• Short exercise
Tally the lines in the following entries that include the word "国家药品监督管理局"; state only the total.

-- Start of Records for the exercise --

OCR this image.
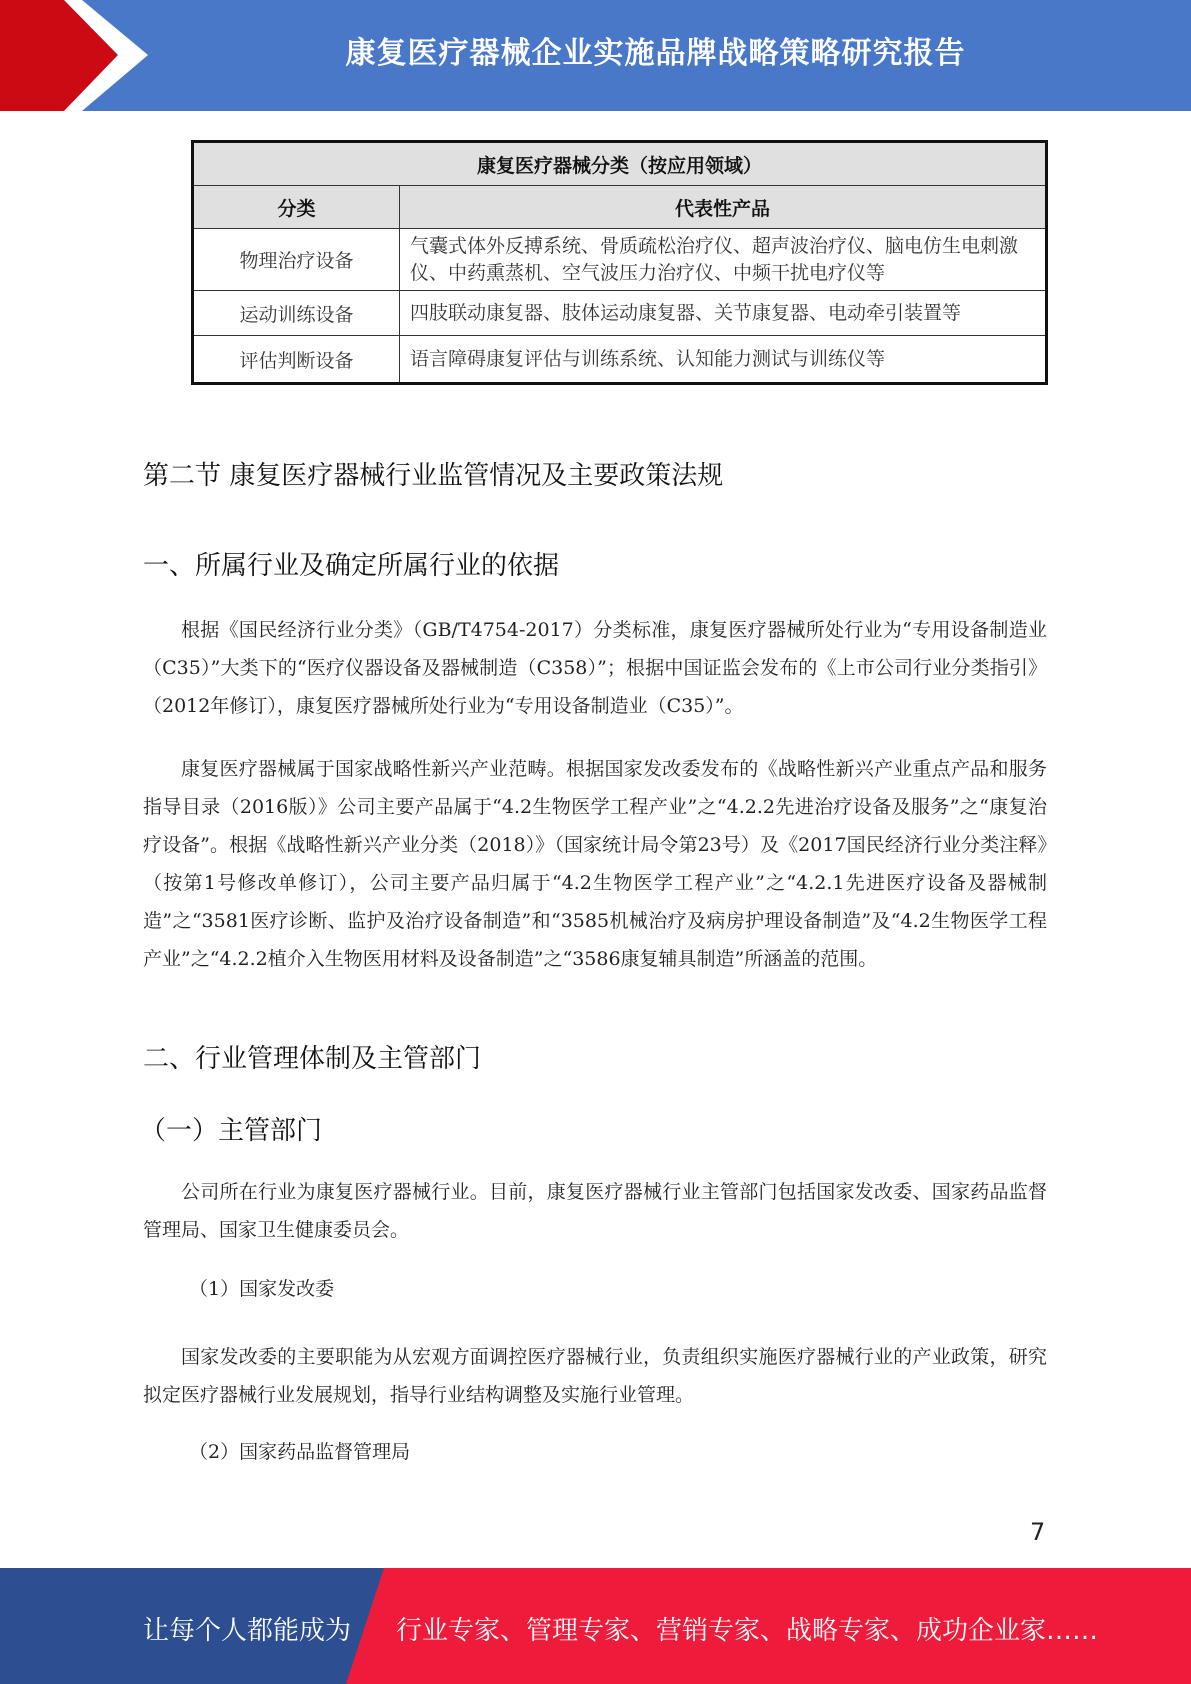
康复医疗器械企业实施品牌战略策略研究报告
康复医疗器械分类（按应用领域）	
分类	代表性产品
物理治疗设备	气囊式体外反搏系统、骨质疏松治疗仪、超声波治疗仪、脑电仿生电刺激仪、中药熏蒸机、空气波压力治疗仪、中频干扰电疗仪等
运动训练设备	四肢联动康复器、肢体运动康复器、关节康复器、电动牵引装置等
评估判断设备	语言障碍康复评估与训练系统、认知能力测试与训练仪等
第二节 康复医疗器械行业监管情况及主要政策法规
一、所属行业及确定所属行业的依据

根据《国民经济行业分类》（GB/T4754-2017）分类标准，康复医疗器械所处行业为“专用设备制造业（C35）”大类下的“医疗仪器设备及器械制造（C358）”；根据中国证监会发布的《上市公司行业分类指引》（2012年修订），康复医疗器械所处行业为“专用设备制造业（C35）”。

康复医疗器械属于国家战略性新兴产业范畴。根据国家发改委发布的《战略性新兴产业重点产品和服务指导目录（2016版）》公司主要产品属于“4.2生物医学工程产业”之“4.2.2先进治疗设备及服务”之“康复治疗设备”。根据《战略性新兴产业分类（2018）》（国家统计局令第23号）及《2017国民经济行业分类注释》（按第1号修改单修订），公司主要产品归属于“4.2生物医学工程产业”之“4.2.1先进医疗设备及器械制造”之“3581医疗诊断、监护及治疗设备制造”和“3585机械治疗及病房护理设备制造”及“4.2生物医学工程产业”之“4.2.2植介入生物医用材料及设备制造”之“3586康复辅具制造”所涵盖的范围。

二、行业管理体制及主管部门
（一）主管部门

公司所在行业为康复医疗器械行业。目前，康复医疗器械行业主管部门包括国家发改委、国家药品监督管理局、国家卫生健康委员会。

（1）国家发改委

国家发改委的主要职能为从宏观方面调控医疗器械行业，负责组织实施医疗器械行业的产业政策，研究拟定医疗器械行业发展规划，指导行业结构调整及实施行业管理。

（2）国家药品监督管理局

7
让每个人都能成为 行业专家、管理专家、营销专家、战略专家、成功企业家……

-- End of Records for the exercise --

• Answer to the task
2